DESCRIPTION OF THE TASK:
Your job is to restate each entry word for word.

-- START --

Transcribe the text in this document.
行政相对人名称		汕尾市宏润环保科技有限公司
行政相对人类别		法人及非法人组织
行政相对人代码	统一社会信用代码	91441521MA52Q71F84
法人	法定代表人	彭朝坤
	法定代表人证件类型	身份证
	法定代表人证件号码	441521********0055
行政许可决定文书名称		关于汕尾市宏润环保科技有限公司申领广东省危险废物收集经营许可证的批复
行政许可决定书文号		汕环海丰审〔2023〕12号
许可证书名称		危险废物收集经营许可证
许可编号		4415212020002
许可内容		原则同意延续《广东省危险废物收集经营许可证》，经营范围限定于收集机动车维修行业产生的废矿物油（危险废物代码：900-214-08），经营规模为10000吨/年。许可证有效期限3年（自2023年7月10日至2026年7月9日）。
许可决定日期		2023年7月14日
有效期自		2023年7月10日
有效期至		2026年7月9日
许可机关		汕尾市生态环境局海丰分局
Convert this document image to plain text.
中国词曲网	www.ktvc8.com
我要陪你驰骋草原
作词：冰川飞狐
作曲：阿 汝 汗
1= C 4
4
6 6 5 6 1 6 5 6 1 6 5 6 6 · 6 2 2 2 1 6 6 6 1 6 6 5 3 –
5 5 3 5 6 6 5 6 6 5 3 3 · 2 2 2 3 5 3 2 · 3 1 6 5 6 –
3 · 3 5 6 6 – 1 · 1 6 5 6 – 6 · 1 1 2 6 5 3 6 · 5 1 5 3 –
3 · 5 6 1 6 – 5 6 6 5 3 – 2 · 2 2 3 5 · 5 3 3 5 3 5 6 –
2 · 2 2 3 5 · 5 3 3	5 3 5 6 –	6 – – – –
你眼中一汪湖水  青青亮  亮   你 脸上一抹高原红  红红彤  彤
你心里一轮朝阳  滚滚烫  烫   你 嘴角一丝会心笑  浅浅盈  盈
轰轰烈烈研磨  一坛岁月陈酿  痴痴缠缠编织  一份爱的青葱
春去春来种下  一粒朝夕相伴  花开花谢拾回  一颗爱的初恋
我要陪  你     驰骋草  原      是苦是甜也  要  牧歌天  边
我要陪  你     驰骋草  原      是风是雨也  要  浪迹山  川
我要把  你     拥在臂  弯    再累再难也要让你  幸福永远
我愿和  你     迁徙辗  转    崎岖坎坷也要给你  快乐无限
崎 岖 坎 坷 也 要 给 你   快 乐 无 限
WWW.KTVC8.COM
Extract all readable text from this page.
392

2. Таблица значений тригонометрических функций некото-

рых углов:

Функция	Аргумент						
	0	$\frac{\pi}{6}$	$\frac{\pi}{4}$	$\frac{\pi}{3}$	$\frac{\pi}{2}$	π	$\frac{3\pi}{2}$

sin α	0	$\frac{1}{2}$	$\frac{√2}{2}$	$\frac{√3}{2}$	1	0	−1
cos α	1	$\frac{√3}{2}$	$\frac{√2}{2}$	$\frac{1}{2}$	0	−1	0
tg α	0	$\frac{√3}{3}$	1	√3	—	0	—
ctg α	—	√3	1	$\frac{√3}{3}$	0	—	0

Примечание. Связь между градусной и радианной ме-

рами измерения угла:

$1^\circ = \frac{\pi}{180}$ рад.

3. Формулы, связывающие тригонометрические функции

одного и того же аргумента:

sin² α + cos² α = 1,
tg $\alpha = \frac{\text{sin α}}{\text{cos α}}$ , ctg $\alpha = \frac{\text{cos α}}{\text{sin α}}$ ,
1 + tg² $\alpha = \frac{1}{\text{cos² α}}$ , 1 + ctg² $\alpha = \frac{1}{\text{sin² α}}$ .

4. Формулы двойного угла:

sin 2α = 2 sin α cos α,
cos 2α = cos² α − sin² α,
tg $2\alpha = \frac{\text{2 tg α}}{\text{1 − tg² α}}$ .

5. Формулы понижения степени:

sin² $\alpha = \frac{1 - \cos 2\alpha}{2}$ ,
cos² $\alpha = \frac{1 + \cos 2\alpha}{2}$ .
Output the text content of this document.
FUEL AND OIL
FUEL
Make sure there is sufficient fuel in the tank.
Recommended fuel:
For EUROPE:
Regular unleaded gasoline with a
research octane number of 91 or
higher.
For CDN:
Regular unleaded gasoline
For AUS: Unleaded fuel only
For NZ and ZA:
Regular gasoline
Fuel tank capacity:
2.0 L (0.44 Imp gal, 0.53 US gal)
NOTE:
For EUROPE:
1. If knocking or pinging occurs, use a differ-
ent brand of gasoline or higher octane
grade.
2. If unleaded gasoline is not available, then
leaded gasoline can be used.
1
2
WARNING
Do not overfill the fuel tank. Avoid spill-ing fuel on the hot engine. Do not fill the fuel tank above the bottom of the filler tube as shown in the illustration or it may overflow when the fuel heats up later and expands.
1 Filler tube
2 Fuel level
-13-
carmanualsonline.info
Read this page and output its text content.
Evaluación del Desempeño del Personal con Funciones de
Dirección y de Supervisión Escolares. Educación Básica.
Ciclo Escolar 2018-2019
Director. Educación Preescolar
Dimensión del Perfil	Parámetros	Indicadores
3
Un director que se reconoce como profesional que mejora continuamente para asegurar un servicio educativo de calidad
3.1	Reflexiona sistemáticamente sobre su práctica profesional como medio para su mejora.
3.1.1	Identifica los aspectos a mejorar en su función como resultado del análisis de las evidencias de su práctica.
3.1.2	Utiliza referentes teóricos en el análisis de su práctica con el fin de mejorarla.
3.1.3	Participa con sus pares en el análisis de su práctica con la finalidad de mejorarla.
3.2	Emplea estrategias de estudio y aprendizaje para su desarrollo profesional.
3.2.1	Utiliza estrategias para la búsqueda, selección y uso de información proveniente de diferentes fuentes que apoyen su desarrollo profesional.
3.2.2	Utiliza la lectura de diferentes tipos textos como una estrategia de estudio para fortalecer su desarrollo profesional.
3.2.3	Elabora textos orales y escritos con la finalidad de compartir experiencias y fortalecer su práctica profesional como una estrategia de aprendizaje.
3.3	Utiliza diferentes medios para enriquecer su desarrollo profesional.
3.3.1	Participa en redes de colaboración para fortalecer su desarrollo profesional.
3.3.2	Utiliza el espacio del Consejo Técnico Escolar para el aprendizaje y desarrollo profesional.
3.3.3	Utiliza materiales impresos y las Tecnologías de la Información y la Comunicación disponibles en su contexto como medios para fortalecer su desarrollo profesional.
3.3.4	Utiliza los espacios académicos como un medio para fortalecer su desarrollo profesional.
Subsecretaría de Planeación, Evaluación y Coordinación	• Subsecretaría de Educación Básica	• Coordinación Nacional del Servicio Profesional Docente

-- END --

SOLUTION:
Transcribe the text in this document.
行政相对人名称		汕尾市宏润环保科技有限公司
行政相对人类别		法人及非法人组织
行政相对人代码	统一社会信用代码	91441521MA52Q71F84
法人	法定代表人	彭朝坤
	法定代表人证件类型	身份证
	法定代表人证件号码	441521********0055
行政许可决定文书名称		关于汕尾市宏润环保科技有限公司申领广东省危险废物收集经营许可证的批复
行政许可决定书文号		汕环海丰审〔2023〕12号
许可证书名称		危险废物收集经营许可证
许可编号		4415212020002
许可内容		原则同意延续《广东省危险废物收集经营许可证》，经营范围限定于收集机动车维修行业产生的废矿物油（危险废物代码：900-214-08），经营规模为10000吨/年。许可证有效期限3年（自2023年7月10日至2026年7月9日）。
许可决定日期		2023年7月14日
有效期自		2023年7月10日
有效期至		2026年7月9日
许可机关		汕尾市生态环境局海丰分局
Convert this document image to plain text.
中国词曲网	www.ktvc8.com
我要陪你驰骋草原
作词：冰川飞狐
作曲：阿 汝 汗
1= C 4
4
6 6 5 6 1 6 5 6 1 6 5 6 6 · 6 2 2 2 1 6 6 6 1 6 6 5 3 –
5 5 3 5 6 6 5 6 6 5 3 3 · 2 2 2 3 5 3 2 · 3 1 6 5 6 –
3 · 3 5 6 6 – 1 · 1 6 5 6 – 6 · 1 1 2 6 5 3 6 · 5 1 5 3 –
3 · 5 6 1 6 – 5 6 6 5 3 – 2 · 2 2 3 5 · 5 3 3 5 3 5 6 –
2 · 2 2 3 5 · 5 3 3	5 3 5 6 –	6 – – – –
你眼中一汪湖水  青青亮  亮   你 脸上一抹高原红  红红彤  彤
你心里一轮朝阳  滚滚烫  烫   你 嘴角一丝会心笑  浅浅盈  盈
轰轰烈烈研磨  一坛岁月陈酿  痴痴缠缠编织  一份爱的青葱
春去春来种下  一粒朝夕相伴  花开花谢拾回  一颗爱的初恋
我要陪  你     驰骋草  原      是苦是甜也  要  牧歌天  边
我要陪  你     驰骋草  原      是风是雨也  要  浪迹山  川
我要把  你     拥在臂  弯    再累再难也要让你  幸福永远
我愿和  你     迁徙辗  转    崎岖坎坷也要给你  快乐无限
崎 岖 坎 坷 也 要 给 你   快 乐 无 限
WWW.KTVC8.COM
Extract all readable text from this page.
392

2. Таблица значений тригонометрических функций некото-

рых углов:

Функция	Аргумент						
	0	$\frac{\pi}{6}$	$\frac{\pi}{4}$	$\frac{\pi}{3}$	$\frac{\pi}{2}$	π	$\frac{3\pi}{2}$

sin α	0	$\frac{1}{2}$	$\frac{√2}{2}$	$\frac{√3}{2}$	1	0	−1
cos α	1	$\frac{√3}{2}$	$\frac{√2}{2}$	$\frac{1}{2}$	0	−1	0
tg α	0	$\frac{√3}{3}$	1	√3	—	0	—
ctg α	—	√3	1	$\frac{√3}{3}$	0	—	0

Примечание. Связь между градусной и радианной ме-

рами измерения угла:

$1^\circ = \frac{\pi}{180}$ рад.

3. Формулы, связывающие тригонометрические функции

одного и того же аргумента:

sin² α + cos² α = 1,
tg $\alpha = \frac{\text{sin α}}{\text{cos α}}$ , ctg $\alpha = \frac{\text{cos α}}{\text{sin α}}$ ,
1 + tg² $\alpha = \frac{1}{\text{cos² α}}$ , 1 + ctg² $\alpha = \frac{1}{\text{sin² α}}$ .

4. Формулы двойного угла:

sin 2α = 2 sin α cos α,
cos 2α = cos² α − sin² α,
tg $2\alpha = \frac{\text{2 tg α}}{\text{1 − tg² α}}$ .

5. Формулы понижения степени:

sin² $\alpha = \frac{1 - \cos 2\alpha}{2}$ ,
cos² $\alpha = \frac{1 + \cos 2\alpha}{2}$ .
Output the text content of this document.
FUEL AND OIL
FUEL
Make sure there is sufficient fuel in the tank.
Recommended fuel:
For EUROPE:
Regular unleaded gasoline with a
research octane number of 91 or
higher.
For CDN:
Regular unleaded gasoline
For AUS: Unleaded fuel only
For NZ and ZA:
Regular gasoline
Fuel tank capacity:
2.0 L (0.44 Imp gal, 0.53 US gal)
NOTE:
For EUROPE:
1. If knocking or pinging occurs, use a differ-
ent brand of gasoline or higher octane
grade.
2. If unleaded gasoline is not available, then
leaded gasoline can be used.
1
2
WARNING
Do not overfill the fuel tank. Avoid spill-ing fuel on the hot engine. Do not fill the fuel tank above the bottom of the filler tube as shown in the illustration or it may overflow when the fuel heats up later and expands.
1 Filler tube
2 Fuel level
-13-
carmanualsonline.info
Read this page and output its text content.
Evaluación del Desempeño del Personal con Funciones de
Dirección y de Supervisión Escolares. Educación Básica.
Ciclo Escolar 2018-2019
Director. Educación Preescolar
Dimensión del Perfil	Parámetros	Indicadores
3
Un director que se reconoce como profesional que mejora continuamente para asegurar un servicio educativo de calidad
3.1	Reflexiona sistemáticamente sobre su práctica profesional como medio para su mejora.
3.1.1	Identifica los aspectos a mejorar en su función como resultado del análisis de las evidencias de su práctica.
3.1.2	Utiliza referentes teóricos en el análisis de su práctica con el fin de mejorarla.
3.1.3	Participa con sus pares en el análisis de su práctica con la finalidad de mejorarla.
3.2	Emplea estrategias de estudio y aprendizaje para su desarrollo profesional.
3.2.1	Utiliza estrategias para la búsqueda, selección y uso de información proveniente de diferentes fuentes que apoyen su desarrollo profesional.
3.2.2	Utiliza la lectura de diferentes tipos textos como una estrategia de estudio para fortalecer su desarrollo profesional.
3.2.3	Elabora textos orales y escritos con la finalidad de compartir experiencias y fortalecer su práctica profesional como una estrategia de aprendizaje.
3.3	Utiliza diferentes medios para enriquecer su desarrollo profesional.
3.3.1	Participa en redes de colaboración para fortalecer su desarrollo profesional.
3.3.2	Utiliza el espacio del Consejo Técnico Escolar para el aprendizaje y desarrollo profesional.
3.3.3	Utiliza materiales impresos y las Tecnologías de la Información y la Comunicación disponibles en su contexto como medios para fortalecer su desarrollo profesional.
3.3.4	Utiliza los espacios académicos como un medio para fortalecer su desarrollo profesional.
Subsecretaría de Planeación, Evaluación y Coordinación	• Subsecretaría de Educación Básica	• Coordinación Nacional del Servicio Profesional Docente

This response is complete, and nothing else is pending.